__Written task__:
Find each line containing the string "movers". Copy it.

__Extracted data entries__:
— begin —

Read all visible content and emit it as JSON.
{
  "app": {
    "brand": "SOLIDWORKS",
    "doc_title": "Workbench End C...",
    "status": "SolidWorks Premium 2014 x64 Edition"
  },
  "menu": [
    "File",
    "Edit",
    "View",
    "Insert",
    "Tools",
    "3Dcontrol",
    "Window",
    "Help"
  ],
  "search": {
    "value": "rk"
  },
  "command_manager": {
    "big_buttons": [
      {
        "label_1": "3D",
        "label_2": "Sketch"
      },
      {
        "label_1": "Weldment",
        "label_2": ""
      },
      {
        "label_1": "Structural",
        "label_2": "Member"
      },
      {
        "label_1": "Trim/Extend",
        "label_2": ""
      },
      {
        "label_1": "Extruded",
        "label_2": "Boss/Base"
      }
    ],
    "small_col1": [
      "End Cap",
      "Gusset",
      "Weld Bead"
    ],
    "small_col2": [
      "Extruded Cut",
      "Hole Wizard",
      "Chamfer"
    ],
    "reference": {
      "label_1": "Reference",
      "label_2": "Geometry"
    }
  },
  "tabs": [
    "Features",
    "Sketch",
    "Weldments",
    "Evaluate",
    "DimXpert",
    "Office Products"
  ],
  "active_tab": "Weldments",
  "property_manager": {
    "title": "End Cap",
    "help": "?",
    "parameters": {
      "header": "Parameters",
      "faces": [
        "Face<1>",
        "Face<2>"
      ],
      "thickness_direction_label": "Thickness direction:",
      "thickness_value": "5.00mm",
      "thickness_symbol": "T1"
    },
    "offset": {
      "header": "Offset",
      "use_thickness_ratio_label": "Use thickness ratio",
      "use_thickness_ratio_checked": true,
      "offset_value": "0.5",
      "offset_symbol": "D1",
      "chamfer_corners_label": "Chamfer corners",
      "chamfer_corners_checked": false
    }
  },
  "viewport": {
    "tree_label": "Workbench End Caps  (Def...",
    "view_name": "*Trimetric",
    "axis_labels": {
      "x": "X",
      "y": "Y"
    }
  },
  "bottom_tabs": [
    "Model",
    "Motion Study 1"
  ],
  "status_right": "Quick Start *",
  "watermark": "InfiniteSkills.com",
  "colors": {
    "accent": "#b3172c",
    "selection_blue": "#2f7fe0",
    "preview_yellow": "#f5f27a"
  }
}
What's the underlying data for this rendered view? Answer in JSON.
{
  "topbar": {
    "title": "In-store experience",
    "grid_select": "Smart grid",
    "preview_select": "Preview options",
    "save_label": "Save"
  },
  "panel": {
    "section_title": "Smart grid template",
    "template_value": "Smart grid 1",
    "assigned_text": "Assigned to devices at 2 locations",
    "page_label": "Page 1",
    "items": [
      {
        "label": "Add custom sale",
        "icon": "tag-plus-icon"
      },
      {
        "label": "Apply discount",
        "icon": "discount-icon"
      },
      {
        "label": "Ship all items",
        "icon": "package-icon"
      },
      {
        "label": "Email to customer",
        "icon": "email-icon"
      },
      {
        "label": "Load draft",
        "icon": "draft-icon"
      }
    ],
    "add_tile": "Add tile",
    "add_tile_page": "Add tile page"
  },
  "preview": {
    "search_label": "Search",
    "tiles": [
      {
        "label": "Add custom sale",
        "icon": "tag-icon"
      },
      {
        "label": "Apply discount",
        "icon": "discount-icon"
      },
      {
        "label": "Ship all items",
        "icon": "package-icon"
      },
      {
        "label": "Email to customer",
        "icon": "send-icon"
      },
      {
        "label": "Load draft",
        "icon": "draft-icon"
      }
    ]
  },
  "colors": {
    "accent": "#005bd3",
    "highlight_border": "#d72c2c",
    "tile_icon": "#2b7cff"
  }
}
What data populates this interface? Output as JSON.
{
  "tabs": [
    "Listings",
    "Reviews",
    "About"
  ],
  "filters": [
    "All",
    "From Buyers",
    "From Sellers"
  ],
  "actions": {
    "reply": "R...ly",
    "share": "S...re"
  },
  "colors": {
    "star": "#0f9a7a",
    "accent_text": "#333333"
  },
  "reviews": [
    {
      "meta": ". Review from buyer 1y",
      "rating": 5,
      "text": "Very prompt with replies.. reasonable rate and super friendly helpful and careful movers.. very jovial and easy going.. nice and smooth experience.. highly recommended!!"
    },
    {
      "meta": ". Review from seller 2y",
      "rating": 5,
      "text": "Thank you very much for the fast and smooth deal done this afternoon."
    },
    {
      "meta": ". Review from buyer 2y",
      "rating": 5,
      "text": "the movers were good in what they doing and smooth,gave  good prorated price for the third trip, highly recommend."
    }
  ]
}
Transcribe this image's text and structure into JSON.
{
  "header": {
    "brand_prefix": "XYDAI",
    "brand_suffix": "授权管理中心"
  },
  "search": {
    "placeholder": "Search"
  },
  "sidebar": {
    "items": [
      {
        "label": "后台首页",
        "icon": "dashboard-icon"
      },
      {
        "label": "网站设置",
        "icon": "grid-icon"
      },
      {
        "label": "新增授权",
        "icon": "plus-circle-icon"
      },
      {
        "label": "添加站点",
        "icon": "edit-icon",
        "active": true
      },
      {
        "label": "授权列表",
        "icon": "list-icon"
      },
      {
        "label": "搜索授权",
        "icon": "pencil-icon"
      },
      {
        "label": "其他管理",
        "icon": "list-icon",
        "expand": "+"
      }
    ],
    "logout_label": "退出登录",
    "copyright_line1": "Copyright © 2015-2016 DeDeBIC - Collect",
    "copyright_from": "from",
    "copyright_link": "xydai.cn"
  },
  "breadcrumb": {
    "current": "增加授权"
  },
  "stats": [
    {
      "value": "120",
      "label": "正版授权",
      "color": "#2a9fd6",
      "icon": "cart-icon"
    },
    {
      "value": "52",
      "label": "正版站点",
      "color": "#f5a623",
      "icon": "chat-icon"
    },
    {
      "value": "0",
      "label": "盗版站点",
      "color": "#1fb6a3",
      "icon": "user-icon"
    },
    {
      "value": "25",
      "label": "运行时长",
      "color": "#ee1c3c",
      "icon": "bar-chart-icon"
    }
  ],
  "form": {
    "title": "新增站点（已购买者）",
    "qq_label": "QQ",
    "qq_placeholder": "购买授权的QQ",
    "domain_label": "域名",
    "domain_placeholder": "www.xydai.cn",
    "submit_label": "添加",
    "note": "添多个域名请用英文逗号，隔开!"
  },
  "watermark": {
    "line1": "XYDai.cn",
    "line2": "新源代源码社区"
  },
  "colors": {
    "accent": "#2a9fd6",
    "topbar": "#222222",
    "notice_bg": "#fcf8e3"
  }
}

— end —

__Problem solution__:
      "text": "Very prompt with replies.. reasonable rate and super friendly helpful and careful movers.. very jovial and easy going.. nice and smooth experience.. highly recommended!!"
      "text": "the movers were good in what they doing and smooth,gave  good prorated price for the third trip, highly recommend."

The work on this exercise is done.